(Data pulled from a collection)
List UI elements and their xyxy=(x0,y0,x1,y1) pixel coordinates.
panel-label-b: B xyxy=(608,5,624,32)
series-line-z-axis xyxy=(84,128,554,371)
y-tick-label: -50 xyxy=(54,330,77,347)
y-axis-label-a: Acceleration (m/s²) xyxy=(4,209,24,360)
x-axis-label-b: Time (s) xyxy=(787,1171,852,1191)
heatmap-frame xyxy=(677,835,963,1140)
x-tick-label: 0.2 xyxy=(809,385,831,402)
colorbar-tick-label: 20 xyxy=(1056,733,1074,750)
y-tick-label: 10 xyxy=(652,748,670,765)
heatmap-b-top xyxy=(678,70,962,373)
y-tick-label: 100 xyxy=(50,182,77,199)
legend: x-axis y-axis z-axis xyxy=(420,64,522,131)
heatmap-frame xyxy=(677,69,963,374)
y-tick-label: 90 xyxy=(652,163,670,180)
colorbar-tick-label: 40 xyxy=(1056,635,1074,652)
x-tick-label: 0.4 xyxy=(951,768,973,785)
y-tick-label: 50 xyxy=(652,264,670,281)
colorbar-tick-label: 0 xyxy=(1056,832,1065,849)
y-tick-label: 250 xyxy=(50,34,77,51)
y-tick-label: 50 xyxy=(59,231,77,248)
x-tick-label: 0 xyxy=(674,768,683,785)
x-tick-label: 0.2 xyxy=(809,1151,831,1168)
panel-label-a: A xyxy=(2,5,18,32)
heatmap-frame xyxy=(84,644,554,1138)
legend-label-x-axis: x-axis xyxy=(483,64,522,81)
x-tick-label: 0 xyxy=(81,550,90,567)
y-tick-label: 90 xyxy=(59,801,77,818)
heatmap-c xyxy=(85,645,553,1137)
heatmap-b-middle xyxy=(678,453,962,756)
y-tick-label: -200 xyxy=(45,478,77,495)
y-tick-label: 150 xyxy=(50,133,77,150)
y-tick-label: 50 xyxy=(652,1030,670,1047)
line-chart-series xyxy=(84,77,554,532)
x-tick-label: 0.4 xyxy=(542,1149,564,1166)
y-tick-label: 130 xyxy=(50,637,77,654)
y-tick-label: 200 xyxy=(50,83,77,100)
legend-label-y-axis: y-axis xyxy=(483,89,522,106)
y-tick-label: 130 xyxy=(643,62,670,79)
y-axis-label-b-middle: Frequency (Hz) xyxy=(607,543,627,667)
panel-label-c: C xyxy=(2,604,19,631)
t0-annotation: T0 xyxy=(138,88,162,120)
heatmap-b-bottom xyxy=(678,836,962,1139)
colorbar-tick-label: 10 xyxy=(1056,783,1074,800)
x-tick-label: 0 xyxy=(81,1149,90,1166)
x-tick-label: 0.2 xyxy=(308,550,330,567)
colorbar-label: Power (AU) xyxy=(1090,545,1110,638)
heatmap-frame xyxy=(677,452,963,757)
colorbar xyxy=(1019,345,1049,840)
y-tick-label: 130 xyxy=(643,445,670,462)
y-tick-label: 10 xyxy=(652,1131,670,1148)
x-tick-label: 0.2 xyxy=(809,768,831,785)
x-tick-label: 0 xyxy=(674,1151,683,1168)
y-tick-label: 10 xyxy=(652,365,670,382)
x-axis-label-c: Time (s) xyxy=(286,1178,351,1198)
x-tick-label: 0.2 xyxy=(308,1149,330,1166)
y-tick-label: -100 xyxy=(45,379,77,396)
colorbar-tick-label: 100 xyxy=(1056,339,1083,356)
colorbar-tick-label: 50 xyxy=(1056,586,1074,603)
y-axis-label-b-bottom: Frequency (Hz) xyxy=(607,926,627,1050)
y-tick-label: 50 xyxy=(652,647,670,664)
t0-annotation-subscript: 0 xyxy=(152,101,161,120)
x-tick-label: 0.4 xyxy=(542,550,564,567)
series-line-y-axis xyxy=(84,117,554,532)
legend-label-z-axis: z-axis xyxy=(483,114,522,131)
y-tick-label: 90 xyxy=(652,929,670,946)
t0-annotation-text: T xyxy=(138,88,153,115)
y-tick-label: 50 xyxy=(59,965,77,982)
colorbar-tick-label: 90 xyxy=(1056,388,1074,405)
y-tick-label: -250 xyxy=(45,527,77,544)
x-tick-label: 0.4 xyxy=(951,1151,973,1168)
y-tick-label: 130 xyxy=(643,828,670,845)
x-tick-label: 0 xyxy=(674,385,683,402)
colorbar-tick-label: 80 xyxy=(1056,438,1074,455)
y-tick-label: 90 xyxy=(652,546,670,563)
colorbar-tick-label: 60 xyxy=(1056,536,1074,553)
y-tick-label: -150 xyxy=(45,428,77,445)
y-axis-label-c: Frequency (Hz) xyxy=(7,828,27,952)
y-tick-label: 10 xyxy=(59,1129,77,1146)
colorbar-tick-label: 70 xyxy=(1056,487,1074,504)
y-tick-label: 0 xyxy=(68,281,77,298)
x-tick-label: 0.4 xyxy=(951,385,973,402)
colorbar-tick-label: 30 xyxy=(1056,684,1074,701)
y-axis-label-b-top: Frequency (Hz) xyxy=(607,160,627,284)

Direction: Copy out every line of the rows above word for word.

Response to this exercise:
List UI elements and their xyxy=(x0,y0,x1,y1) pixel coordinates.
panel-label-b: B xyxy=(608,5,624,32)
series-line-z-axis xyxy=(84,128,554,371)
y-tick-label: -50 xyxy=(54,330,77,347)
y-axis-label-a: Acceleration (m/s²) xyxy=(4,209,24,360)
x-axis-label-b: Time (s) xyxy=(787,1171,852,1191)
heatmap-frame xyxy=(677,835,963,1140)
x-tick-label: 0.2 xyxy=(809,385,831,402)
colorbar-tick-label: 20 xyxy=(1056,733,1074,750)
y-tick-label: 10 xyxy=(652,748,670,765)
heatmap-b-top xyxy=(678,70,962,373)
y-tick-label: 100 xyxy=(50,182,77,199)
legend: x-axis y-axis z-axis xyxy=(420,64,522,131)
heatmap-frame xyxy=(677,69,963,374)
y-tick-label: 90 xyxy=(652,163,670,180)
colorbar-tick-label: 40 xyxy=(1056,635,1074,652)
x-tick-label: 0.4 xyxy=(951,768,973,785)
y-tick-label: 50 xyxy=(652,264,670,281)
colorbar-tick-label: 0 xyxy=(1056,832,1065,849)
y-tick-label: 250 xyxy=(50,34,77,51)
y-tick-label: 50 xyxy=(59,231,77,248)
x-tick-label: 0 xyxy=(674,768,683,785)
x-tick-label: 0.2 xyxy=(809,1151,831,1168)
panel-label-a: A xyxy=(2,5,18,32)
heatmap-frame xyxy=(84,644,554,1138)
legend-label-x-axis: x-axis xyxy=(483,64,522,81)
x-tick-label: 0 xyxy=(81,550,90,567)
y-tick-label: 90 xyxy=(59,801,77,818)
heatmap-c xyxy=(85,645,553,1137)
heatmap-b-middle xyxy=(678,453,962,756)
y-tick-label: -200 xyxy=(45,478,77,495)
y-tick-label: 150 xyxy=(50,133,77,150)
y-tick-label: 50 xyxy=(652,1030,670,1047)
line-chart-series xyxy=(84,77,554,532)
x-tick-label: 0.4 xyxy=(542,1149,564,1166)
y-tick-label: 130 xyxy=(50,637,77,654)
y-tick-label: 200 xyxy=(50,83,77,100)
legend-label-y-axis: y-axis xyxy=(483,89,522,106)
y-tick-label: 130 xyxy=(643,62,670,79)
y-axis-label-b-middle: Frequency (Hz) xyxy=(607,543,627,667)
panel-label-c: C xyxy=(2,604,19,631)
t0-annotation: T0 xyxy=(138,88,162,120)
heatmap-b-bottom xyxy=(678,836,962,1139)
colorbar-tick-label: 10 xyxy=(1056,783,1074,800)
x-tick-label: 0 xyxy=(81,1149,90,1166)
x-tick-label: 0.2 xyxy=(308,550,330,567)
colorbar-label: Power (AU) xyxy=(1090,545,1110,638)
heatmap-frame xyxy=(677,452,963,757)
colorbar xyxy=(1019,345,1049,840)
y-tick-label: 130 xyxy=(643,445,670,462)
y-tick-label: 10 xyxy=(652,1131,670,1148)
x-tick-label: 0.2 xyxy=(809,768,831,785)
x-tick-label: 0 xyxy=(674,1151,683,1168)
y-tick-label: 10 xyxy=(652,365,670,382)
x-axis-label-c: Time (s) xyxy=(286,1178,351,1198)
x-tick-label: 0.2 xyxy=(308,1149,330,1166)
y-tick-label: -100 xyxy=(45,379,77,396)
colorbar-tick-label: 100 xyxy=(1056,339,1083,356)
colorbar-tick-label: 50 xyxy=(1056,586,1074,603)
y-axis-label-b-bottom: Frequency (Hz) xyxy=(607,926,627,1050)
y-tick-label: 50 xyxy=(652,647,670,664)
t0-annotation-subscript: 0 xyxy=(152,101,161,120)
x-tick-label: 0.4 xyxy=(542,550,564,567)
series-line-y-axis xyxy=(84,117,554,532)
legend-label-z-axis: z-axis xyxy=(483,114,522,131)
y-tick-label: 90 xyxy=(652,929,670,946)
t0-annotation-text: T xyxy=(138,88,153,115)
y-tick-label: 50 xyxy=(59,965,77,982)
colorbar-tick-label: 90 xyxy=(1056,388,1074,405)
y-tick-label: -250 xyxy=(45,527,77,544)
x-tick-label: 0.4 xyxy=(951,1151,973,1168)
y-tick-label: 130 xyxy=(643,828,670,845)
x-tick-label: 0 xyxy=(674,385,683,402)
colorbar-tick-label: 80 xyxy=(1056,438,1074,455)
y-tick-label: 90 xyxy=(652,546,670,563)
colorbar-tick-label: 60 xyxy=(1056,536,1074,553)
y-tick-label: -150 xyxy=(45,428,77,445)
y-axis-label-c: Frequency (Hz) xyxy=(7,828,27,952)
y-tick-label: 10 xyxy=(59,1129,77,1146)
colorbar-tick-label: 70 xyxy=(1056,487,1074,504)
y-tick-label: 0 xyxy=(68,281,77,298)
x-tick-label: 0.4 xyxy=(951,385,973,402)
colorbar-tick-label: 30 xyxy=(1056,684,1074,701)
y-axis-label-b-top: Frequency (Hz) xyxy=(607,160,627,284)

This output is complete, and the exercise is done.